# Stated goal:
Copy every line from the material below that holds "qilinishi".

+++ Supplied material

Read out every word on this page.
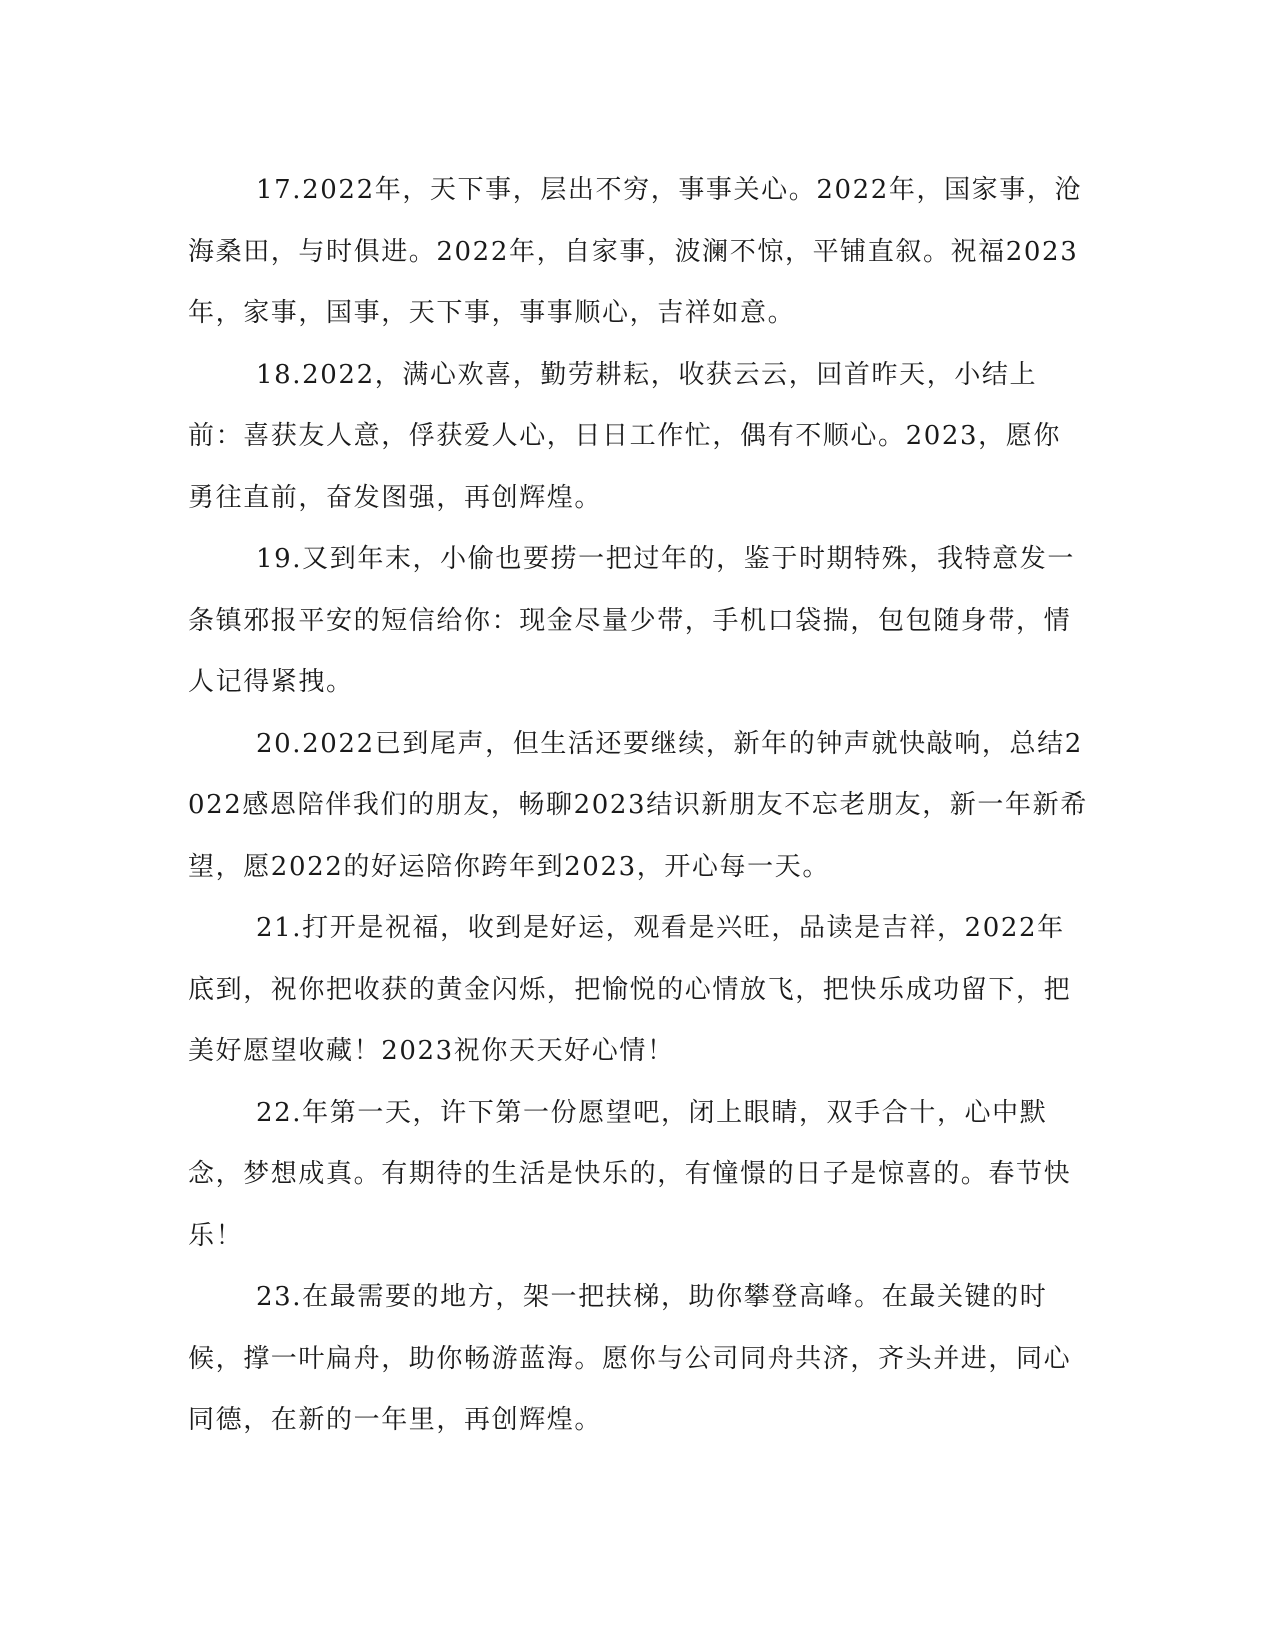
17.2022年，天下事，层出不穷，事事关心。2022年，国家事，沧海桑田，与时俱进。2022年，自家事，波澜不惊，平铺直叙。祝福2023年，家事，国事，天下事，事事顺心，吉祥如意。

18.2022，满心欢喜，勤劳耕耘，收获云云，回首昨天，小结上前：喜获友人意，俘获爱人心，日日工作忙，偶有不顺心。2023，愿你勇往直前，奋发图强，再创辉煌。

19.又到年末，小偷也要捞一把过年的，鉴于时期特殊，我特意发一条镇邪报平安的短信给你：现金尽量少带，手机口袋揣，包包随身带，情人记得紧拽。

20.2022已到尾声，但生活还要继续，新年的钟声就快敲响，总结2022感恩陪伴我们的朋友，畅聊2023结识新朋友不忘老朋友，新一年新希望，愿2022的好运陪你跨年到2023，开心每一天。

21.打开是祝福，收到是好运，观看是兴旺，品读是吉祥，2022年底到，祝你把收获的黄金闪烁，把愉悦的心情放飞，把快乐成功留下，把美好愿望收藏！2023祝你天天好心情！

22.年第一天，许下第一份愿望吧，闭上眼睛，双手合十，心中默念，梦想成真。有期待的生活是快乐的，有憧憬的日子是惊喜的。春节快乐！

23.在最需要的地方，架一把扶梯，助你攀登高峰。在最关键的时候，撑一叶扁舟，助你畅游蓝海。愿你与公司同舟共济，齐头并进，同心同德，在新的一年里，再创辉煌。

++++++
+++ Supplied material

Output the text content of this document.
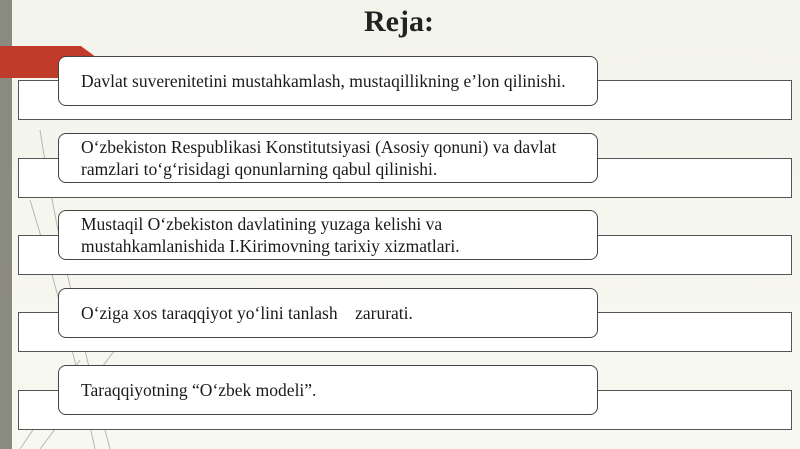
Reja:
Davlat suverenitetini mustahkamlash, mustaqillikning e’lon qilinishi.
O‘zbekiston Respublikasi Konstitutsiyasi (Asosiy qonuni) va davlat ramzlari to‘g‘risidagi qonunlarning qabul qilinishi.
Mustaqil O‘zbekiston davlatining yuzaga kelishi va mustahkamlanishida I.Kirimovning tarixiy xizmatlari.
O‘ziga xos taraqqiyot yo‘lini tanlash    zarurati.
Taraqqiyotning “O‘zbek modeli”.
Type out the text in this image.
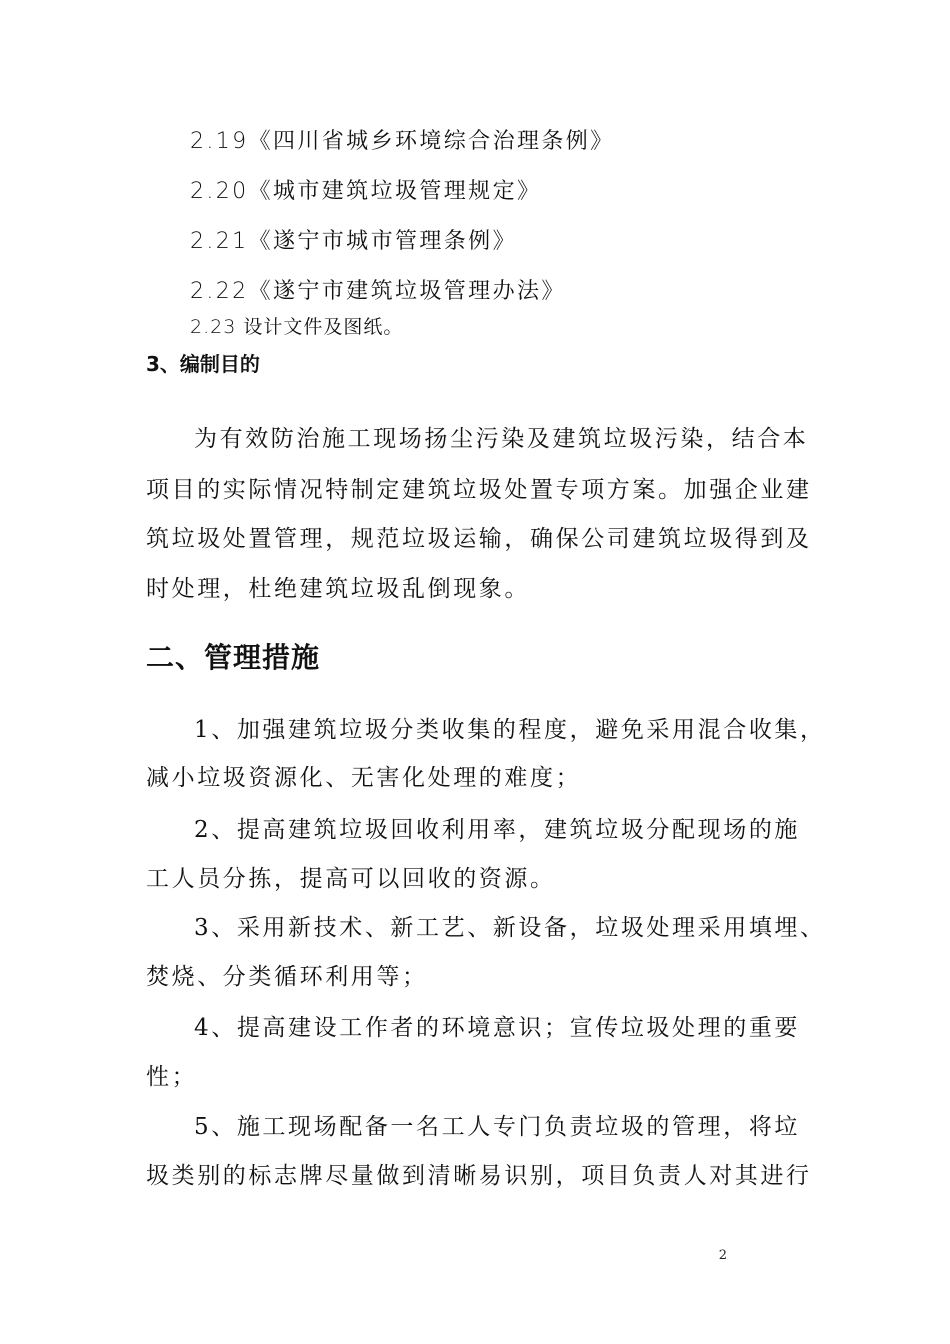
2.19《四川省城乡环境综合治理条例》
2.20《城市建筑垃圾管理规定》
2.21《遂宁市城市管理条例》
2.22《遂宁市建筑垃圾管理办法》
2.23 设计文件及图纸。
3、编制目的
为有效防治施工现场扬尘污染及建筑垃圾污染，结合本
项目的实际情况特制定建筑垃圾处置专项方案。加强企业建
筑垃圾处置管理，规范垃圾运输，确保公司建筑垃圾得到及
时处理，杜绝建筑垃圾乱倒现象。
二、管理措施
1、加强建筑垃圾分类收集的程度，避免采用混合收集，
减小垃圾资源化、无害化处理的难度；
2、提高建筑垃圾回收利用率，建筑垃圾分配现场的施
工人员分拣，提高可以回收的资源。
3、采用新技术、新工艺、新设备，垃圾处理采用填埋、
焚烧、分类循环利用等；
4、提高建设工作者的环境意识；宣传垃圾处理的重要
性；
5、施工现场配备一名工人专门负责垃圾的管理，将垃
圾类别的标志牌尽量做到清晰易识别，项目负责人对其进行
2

++++++

# Result for this task:
Davlat suverenitetini mustahkamlash, mustaqillikning e’lon qilinishi.
O‘zbekiston Respublikasi Konstitutsiyasi (Asosiy qonuni) va davlat ramzlari to‘g‘risidagi qonunlarning qabul qilinishi.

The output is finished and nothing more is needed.